(Figure record listings)
───
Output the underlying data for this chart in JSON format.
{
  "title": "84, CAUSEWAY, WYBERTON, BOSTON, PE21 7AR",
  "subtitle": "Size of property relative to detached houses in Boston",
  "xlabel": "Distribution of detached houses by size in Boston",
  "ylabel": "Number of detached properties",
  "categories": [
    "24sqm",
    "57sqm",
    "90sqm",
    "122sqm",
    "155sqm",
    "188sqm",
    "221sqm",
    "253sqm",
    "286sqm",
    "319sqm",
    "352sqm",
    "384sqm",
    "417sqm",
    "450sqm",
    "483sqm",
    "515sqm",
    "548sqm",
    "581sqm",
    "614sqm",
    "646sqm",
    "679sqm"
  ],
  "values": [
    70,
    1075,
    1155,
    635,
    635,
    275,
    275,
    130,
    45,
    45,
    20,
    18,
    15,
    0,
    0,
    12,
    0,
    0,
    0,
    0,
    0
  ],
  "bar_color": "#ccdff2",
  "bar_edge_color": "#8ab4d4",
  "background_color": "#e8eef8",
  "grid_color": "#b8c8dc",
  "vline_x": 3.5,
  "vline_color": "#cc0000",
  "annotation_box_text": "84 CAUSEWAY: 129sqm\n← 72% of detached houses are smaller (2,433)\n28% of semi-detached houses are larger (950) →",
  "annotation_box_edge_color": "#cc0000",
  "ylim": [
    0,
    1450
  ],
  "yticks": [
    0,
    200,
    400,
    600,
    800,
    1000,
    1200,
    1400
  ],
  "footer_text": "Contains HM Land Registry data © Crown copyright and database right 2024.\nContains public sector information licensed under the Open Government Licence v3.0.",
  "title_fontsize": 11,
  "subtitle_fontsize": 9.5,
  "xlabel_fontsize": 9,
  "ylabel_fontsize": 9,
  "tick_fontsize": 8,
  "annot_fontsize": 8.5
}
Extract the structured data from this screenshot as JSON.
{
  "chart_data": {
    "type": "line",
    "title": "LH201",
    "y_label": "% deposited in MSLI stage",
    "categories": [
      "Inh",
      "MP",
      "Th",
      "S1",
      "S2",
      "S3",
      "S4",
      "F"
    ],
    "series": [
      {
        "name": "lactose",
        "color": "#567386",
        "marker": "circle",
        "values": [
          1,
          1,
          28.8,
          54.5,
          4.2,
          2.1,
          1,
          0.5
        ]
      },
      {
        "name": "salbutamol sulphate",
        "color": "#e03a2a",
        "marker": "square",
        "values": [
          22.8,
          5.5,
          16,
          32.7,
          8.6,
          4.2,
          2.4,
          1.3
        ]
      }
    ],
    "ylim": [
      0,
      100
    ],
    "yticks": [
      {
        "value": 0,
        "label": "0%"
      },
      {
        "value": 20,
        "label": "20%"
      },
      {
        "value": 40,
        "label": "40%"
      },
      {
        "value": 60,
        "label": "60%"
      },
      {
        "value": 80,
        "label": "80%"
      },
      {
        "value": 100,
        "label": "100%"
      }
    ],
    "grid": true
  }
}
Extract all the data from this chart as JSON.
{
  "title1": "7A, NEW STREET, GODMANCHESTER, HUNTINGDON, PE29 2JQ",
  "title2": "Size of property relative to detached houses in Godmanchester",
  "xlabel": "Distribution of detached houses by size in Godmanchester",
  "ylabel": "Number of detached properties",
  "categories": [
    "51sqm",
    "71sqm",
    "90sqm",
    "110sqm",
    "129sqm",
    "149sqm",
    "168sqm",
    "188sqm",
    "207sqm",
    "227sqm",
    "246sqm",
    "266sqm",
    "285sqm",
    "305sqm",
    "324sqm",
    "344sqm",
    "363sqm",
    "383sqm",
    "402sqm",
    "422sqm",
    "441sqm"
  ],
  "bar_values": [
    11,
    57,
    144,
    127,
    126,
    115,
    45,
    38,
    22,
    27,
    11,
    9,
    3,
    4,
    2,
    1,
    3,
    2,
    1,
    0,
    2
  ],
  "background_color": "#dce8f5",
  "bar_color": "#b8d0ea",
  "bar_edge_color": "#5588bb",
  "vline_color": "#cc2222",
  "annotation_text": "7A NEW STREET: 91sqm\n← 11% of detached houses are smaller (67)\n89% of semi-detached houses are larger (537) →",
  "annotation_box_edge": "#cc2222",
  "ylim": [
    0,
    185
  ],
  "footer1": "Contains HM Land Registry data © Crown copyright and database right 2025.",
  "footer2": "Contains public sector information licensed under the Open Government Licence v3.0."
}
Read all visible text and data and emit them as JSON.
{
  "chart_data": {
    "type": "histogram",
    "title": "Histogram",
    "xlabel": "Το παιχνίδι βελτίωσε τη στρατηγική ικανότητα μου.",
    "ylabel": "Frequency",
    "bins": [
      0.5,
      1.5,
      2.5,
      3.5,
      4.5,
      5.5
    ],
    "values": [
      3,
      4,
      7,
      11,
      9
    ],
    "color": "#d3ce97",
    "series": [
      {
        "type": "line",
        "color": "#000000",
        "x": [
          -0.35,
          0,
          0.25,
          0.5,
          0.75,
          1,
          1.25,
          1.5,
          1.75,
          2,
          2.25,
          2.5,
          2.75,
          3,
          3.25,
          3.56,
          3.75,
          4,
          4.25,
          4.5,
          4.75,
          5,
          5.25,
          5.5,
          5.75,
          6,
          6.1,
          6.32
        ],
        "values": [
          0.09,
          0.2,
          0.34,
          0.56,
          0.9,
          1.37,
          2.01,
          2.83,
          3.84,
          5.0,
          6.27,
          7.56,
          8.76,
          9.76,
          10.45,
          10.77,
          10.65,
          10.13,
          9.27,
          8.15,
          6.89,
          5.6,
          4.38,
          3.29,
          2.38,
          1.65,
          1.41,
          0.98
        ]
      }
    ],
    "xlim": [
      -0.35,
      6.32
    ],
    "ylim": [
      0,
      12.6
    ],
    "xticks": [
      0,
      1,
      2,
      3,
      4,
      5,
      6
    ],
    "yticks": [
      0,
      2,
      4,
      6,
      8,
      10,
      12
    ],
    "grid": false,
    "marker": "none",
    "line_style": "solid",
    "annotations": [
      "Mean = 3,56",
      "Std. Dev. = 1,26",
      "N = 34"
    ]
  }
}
───
## Goal of the exercise:
In the records, locate each line holding the string "Government" and copy it.

## Task response:
  "footer_text": "Contains HM Land Registry data © Crown copyright and database right 2024.\nContains public sector information licensed under the Open Government Licence v3.0.",
  "footer2": "Contains public sector information licensed under the Open Government Licence v3.0."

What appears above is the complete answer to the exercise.